- What the exercise asks -
Show every line containing "aschel" by copying it.

— START Records provided —

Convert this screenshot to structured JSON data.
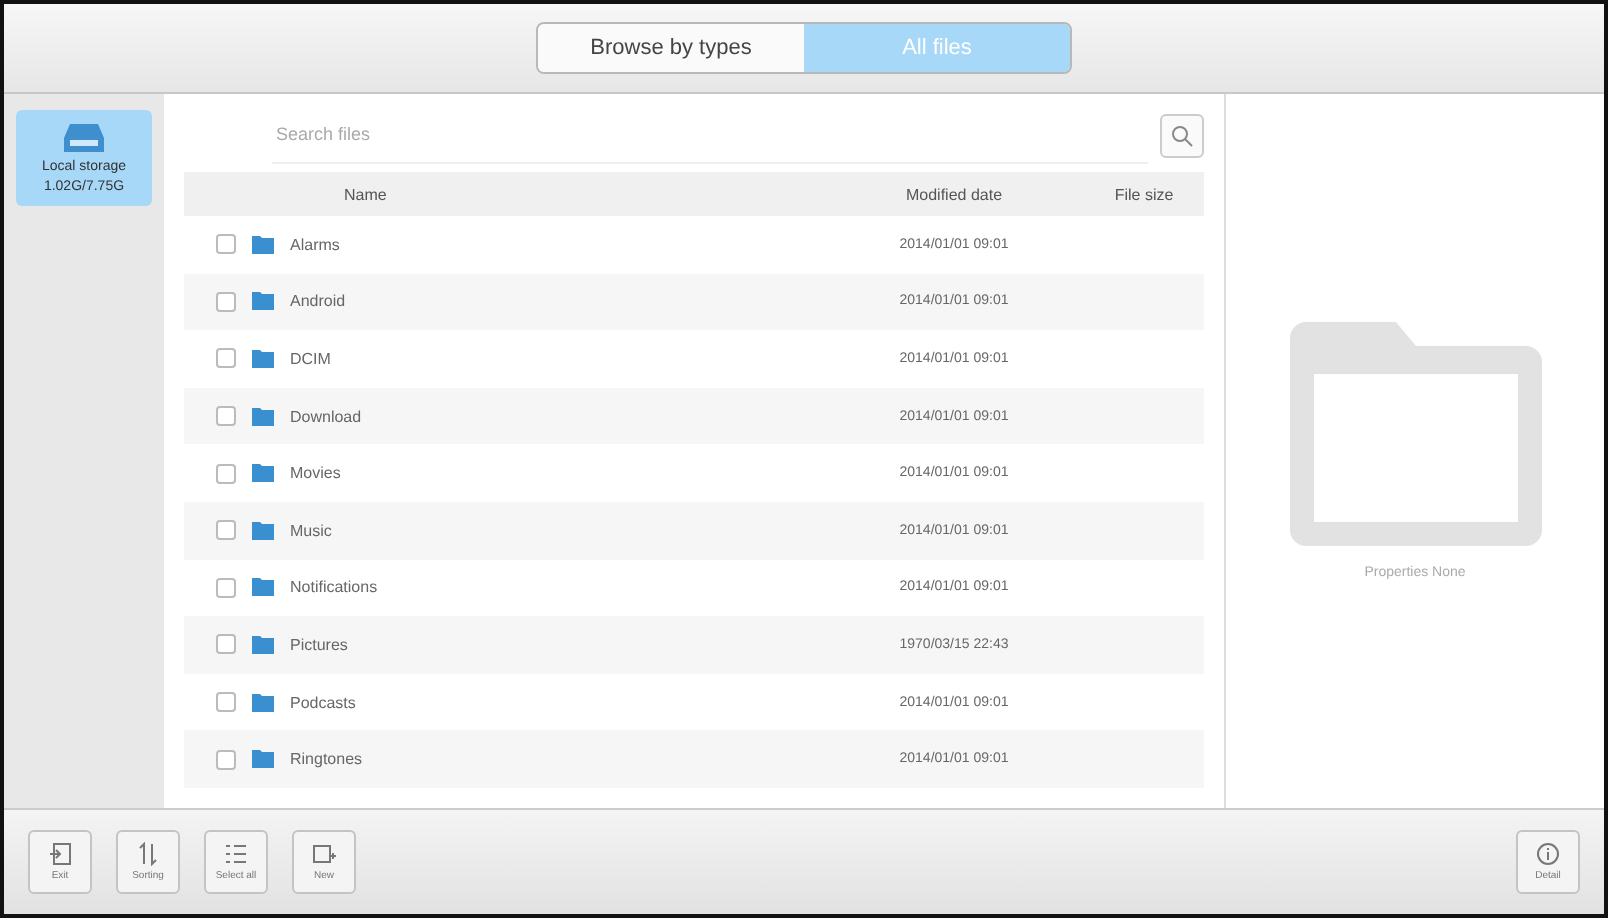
{
  "tabs": [
    {
      "label": "Browse by types",
      "selected": false
    },
    {
      "label": "All files",
      "selected": true
    }
  ],
  "sidebar": {
    "items": [
      {
        "label": "Local storage",
        "usage": "1.02G/7.75G",
        "selected": true
      }
    ]
  },
  "search": {
    "placeholder": "Search files"
  },
  "table": {
    "columns": [
      "Name",
      "Modified date",
      "File size"
    ],
    "rows": [
      {
        "name": "Alarms",
        "date": "2014/01/01 09:01",
        "checked": false
      },
      {
        "name": "Android",
        "date": "2014/01/01 09:01",
        "checked": false
      },
      {
        "name": "DCIM",
        "date": "2014/01/01 09:01",
        "checked": false
      },
      {
        "name": "Download",
        "date": "2014/01/01 09:01",
        "checked": false
      },
      {
        "name": "Movies",
        "date": "2014/01/01 09:01",
        "checked": false
      },
      {
        "name": "Music",
        "date": "2014/01/01 09:01",
        "checked": false
      },
      {
        "name": "Notifications",
        "date": "2014/01/01 09:01",
        "checked": false
      },
      {
        "name": "Pictures",
        "date": "1970/03/15 22:43",
        "checked": false
      },
      {
        "name": "Podcasts",
        "date": "2014/01/01 09:01",
        "checked": false
      },
      {
        "name": "Ringtones",
        "date": "2014/01/01 09:01",
        "checked": false
      }
    ]
  },
  "properties": {
    "label": "Properties None"
  },
  "toolbar": {
    "left": [
      {
        "kind": "exit",
        "label": "Exit"
      },
      {
        "kind": "sort",
        "label": "Sorting"
      },
      {
        "kind": "select",
        "label": "Select all"
      },
      {
        "kind": "new",
        "label": "New"
      }
    ],
    "right": [
      {
        "kind": "detail",
        "label": "Detail"
      }
    ]
  }
}
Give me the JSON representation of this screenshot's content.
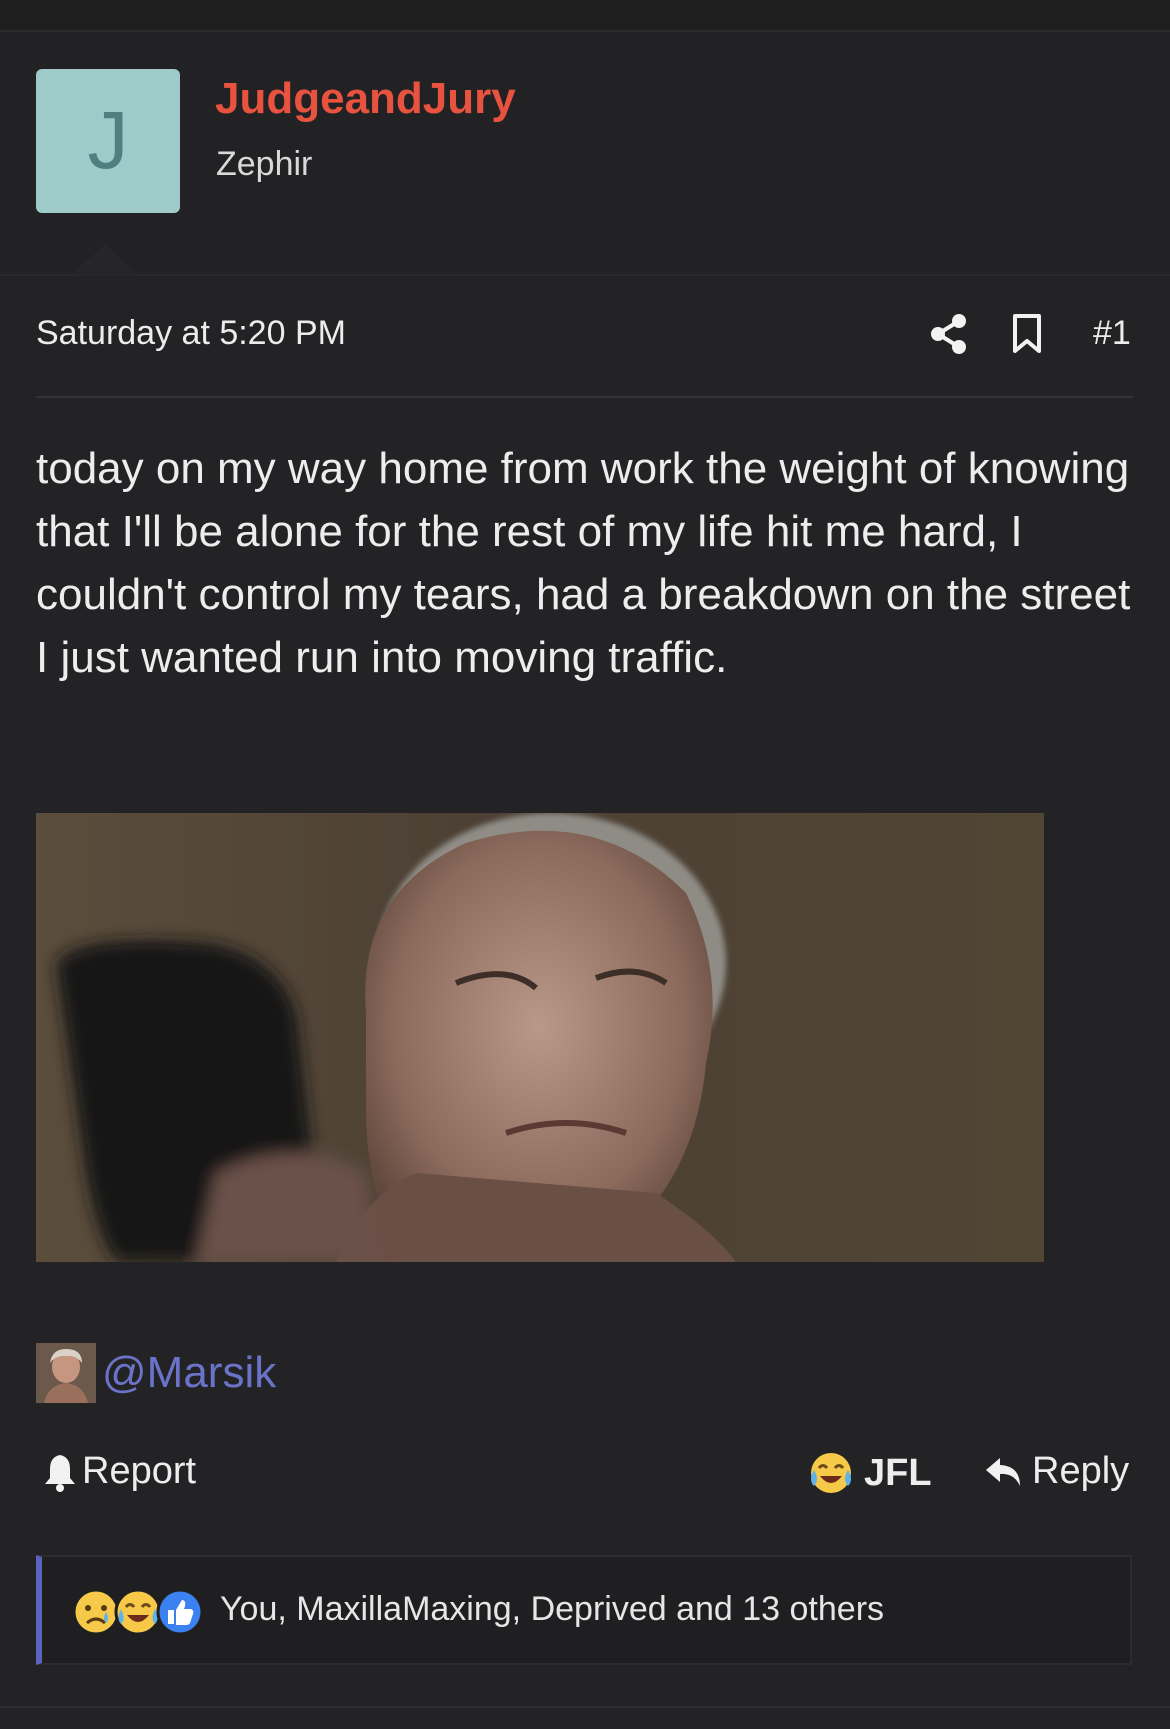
{
  "user": {
    "avatar_letter": "J",
    "name": "JudgeandJury",
    "title": "Zephir",
    "name_color": "#e8533f",
    "avatar_bg": "#9ecaca"
  },
  "post": {
    "date": "Saturday at 5:20 PM",
    "number": "#1",
    "body": "today on my way home from work the weight of knowing that I'll be alone for the rest of my life hit me hard, I couldn't control my tears, had a breakdown on the street I just wanted run into moving traffic.",
    "mention": "@Marsik",
    "mention_color": "#6a73c8"
  },
  "icons": {
    "share": "share-icon",
    "bookmark": "bookmark-icon",
    "report": "bell-icon",
    "jfl": "crying-laughing-emoji-icon",
    "reply": "reply-arrow-icon"
  },
  "actions": {
    "report_label": "Report",
    "jfl_label": "JFL",
    "reply_label": "Reply"
  },
  "reactions": {
    "icons": [
      "sad-emoji-icon",
      "crying-laughing-emoji-icon",
      "thumbs-up-icon"
    ],
    "summary": "You, MaxillaMaxing, Deprived and 13 others",
    "accent_color": "#5b63bf"
  }
}
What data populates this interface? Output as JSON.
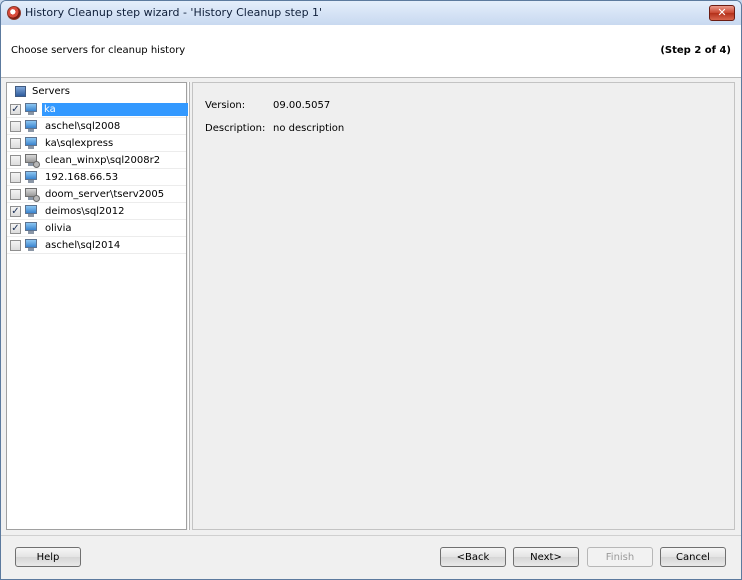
{
  "window": {
    "title": "History Cleanup step wizard - 'History Cleanup step 1'",
    "close_label": "✕"
  },
  "header": {
    "title": "Choose servers for cleanup history",
    "step": "(Step 2 of 4)"
  },
  "tree": {
    "root_label": "Servers",
    "items": [
      {
        "label": "ka",
        "checked": true,
        "icon": "server-online-icon",
        "selected": true
      },
      {
        "label": "aschel\\sql2008",
        "checked": false,
        "icon": "server-online-icon",
        "selected": false
      },
      {
        "label": "ka\\sqlexpress",
        "checked": false,
        "icon": "server-online-icon",
        "selected": false
      },
      {
        "label": "clean_winxp\\sql2008r2",
        "checked": false,
        "icon": "server-offline-icon",
        "selected": false
      },
      {
        "label": "192.168.66.53",
        "checked": false,
        "icon": "server-online-icon",
        "selected": false
      },
      {
        "label": "doom_server\\tserv2005",
        "checked": false,
        "icon": "server-offline-icon",
        "selected": false
      },
      {
        "label": "deimos\\sql2012",
        "checked": true,
        "icon": "server-online-icon",
        "selected": false
      },
      {
        "label": "olivia",
        "checked": true,
        "icon": "server-online-icon",
        "selected": false
      },
      {
        "label": "aschel\\sql2014",
        "checked": false,
        "icon": "server-online-icon",
        "selected": false
      }
    ]
  },
  "details": {
    "version_label": "Version:",
    "version_value": "09.00.5057",
    "description_label": "Description:",
    "description_value": "no description"
  },
  "buttons": {
    "help": "Help",
    "back": "<Back",
    "next": "Next>",
    "finish": "Finish",
    "cancel": "Cancel"
  }
}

— END Records provided —

- Result -
        "label": "aschel\\sql2008",
        "label": "aschel\\sql2014",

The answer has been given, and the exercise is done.